Extracted records>

* * * * * * * * *

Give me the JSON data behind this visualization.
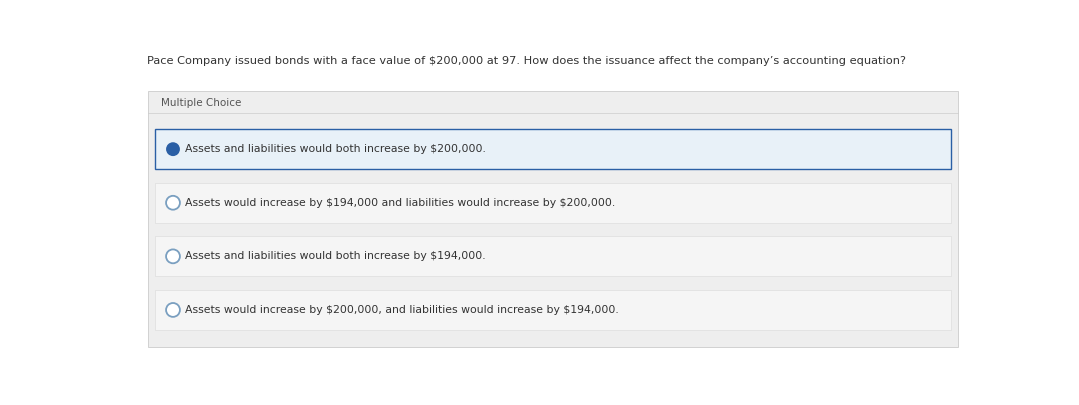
{
  "question": "Pace Company issued bonds with a face value of $200,000 at 97. How does the issuance affect the company’s accounting equation?",
  "section_label": "Multiple Choice",
  "choices": [
    "Assets and liabilities would both increase by $200,000.",
    "Assets would increase by $194,000 and liabilities would increase by $200,000.",
    "Assets and liabilities would both increase by $194,000.",
    "Assets would increase by $200,000, and liabilities would increase by $194,000."
  ],
  "selected_index": 0,
  "page_bg": "#ffffff",
  "section_bg": "#eeeeee",
  "selected_bg": "#e8f1f8",
  "selected_border": "#2a5fa5",
  "unselected_bg": "#f5f5f5",
  "unselected_border": "#dddddd",
  "circle_fill_selected": "#2a5fa5",
  "circle_stroke_unselected": "#7a9fc0",
  "text_color": "#333333",
  "label_color": "#555555",
  "question_fontsize": 8.2,
  "label_fontsize": 7.5,
  "choice_fontsize": 7.8
}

* * * * * * * * *

To be done>
Keep the pictures out of the copy and write out the data exactly as it stands.

Task response>
Give me the JSON data behind this visualization.
{
  "question": "Pace Company issued bonds with a face value of $200,000 at 97. How does the issuance affect the company’s accounting equation?",
  "section_label": "Multiple Choice",
  "choices": [
    "Assets and liabilities would both increase by $200,000.",
    "Assets would increase by $194,000 and liabilities would increase by $200,000.",
    "Assets and liabilities would both increase by $194,000.",
    "Assets would increase by $200,000, and liabilities would increase by $194,000."
  ],
  "selected_index": 0,
  "page_bg": "#ffffff",
  "section_bg": "#eeeeee",
  "selected_bg": "#e8f1f8",
  "selected_border": "#2a5fa5",
  "unselected_bg": "#f5f5f5",
  "unselected_border": "#dddddd",
  "circle_fill_selected": "#2a5fa5",
  "circle_stroke_unselected": "#7a9fc0",
  "text_color": "#333333",
  "label_color": "#555555",
  "question_fontsize": 8.2,
  "label_fontsize": 7.5,
  "choice_fontsize": 7.8
}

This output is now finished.